> What the exercise asks: In the entries that follow, find the word "center" and report each line it is on.
* START *
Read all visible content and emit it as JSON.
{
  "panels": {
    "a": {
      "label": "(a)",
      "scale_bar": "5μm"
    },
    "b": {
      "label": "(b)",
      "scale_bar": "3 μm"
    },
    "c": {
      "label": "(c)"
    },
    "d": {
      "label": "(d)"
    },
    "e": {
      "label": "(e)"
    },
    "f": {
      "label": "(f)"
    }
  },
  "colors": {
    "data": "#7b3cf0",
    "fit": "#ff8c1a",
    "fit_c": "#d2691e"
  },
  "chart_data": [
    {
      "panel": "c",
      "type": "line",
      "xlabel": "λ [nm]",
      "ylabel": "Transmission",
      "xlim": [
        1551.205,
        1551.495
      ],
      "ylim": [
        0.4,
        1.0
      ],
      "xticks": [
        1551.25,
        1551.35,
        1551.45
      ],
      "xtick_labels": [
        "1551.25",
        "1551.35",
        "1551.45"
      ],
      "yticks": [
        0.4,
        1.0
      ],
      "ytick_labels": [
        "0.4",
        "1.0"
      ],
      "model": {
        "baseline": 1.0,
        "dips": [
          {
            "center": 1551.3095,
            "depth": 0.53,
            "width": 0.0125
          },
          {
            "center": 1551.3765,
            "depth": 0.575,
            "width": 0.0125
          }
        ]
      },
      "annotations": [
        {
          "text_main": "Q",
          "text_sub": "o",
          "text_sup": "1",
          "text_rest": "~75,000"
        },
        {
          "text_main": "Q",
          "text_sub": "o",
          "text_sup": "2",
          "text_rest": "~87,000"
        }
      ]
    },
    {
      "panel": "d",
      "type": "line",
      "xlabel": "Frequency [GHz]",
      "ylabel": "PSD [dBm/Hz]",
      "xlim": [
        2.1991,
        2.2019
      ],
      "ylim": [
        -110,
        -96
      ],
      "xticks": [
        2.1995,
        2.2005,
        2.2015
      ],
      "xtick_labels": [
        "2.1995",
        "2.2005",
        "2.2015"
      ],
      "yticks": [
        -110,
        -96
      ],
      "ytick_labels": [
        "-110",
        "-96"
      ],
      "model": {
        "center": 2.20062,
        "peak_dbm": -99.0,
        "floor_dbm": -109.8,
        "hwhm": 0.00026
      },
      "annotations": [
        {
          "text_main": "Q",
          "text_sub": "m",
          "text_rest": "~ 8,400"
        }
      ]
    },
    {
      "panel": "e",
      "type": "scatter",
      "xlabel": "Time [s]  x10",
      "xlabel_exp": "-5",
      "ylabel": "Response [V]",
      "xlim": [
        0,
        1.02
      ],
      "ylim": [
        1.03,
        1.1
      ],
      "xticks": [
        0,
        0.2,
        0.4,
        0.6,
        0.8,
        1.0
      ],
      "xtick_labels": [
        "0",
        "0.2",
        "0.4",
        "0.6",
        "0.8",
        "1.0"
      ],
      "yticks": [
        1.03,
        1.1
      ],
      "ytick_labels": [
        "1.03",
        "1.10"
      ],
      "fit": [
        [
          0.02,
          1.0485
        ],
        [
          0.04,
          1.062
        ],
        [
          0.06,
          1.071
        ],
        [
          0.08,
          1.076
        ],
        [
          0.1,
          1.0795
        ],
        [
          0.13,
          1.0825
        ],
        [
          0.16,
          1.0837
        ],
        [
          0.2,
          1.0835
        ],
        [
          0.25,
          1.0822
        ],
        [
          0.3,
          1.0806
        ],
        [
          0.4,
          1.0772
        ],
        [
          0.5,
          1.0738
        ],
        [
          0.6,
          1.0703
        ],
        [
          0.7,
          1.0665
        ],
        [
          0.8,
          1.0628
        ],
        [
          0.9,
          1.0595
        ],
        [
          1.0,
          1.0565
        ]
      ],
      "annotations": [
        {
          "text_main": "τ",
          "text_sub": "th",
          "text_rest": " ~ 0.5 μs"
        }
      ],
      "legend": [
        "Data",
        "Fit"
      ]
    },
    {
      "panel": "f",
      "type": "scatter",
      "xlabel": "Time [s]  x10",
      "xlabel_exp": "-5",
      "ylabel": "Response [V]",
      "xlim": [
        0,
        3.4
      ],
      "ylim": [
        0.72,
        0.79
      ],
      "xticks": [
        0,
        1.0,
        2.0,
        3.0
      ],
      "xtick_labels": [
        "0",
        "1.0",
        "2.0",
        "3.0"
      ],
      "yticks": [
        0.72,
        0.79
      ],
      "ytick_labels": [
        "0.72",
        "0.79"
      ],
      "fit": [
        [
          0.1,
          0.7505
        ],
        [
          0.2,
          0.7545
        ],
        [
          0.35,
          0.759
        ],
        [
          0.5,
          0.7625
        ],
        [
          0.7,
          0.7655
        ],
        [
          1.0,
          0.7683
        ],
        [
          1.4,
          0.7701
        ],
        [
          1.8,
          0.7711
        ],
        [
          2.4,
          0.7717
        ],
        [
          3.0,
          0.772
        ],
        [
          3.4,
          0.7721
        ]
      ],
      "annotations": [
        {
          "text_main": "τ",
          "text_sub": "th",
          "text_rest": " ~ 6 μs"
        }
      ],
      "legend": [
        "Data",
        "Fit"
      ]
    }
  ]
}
* END *
> Result:
            "center": 1551.3095,
            "center": 1551.3765,
        "center": 2.20062,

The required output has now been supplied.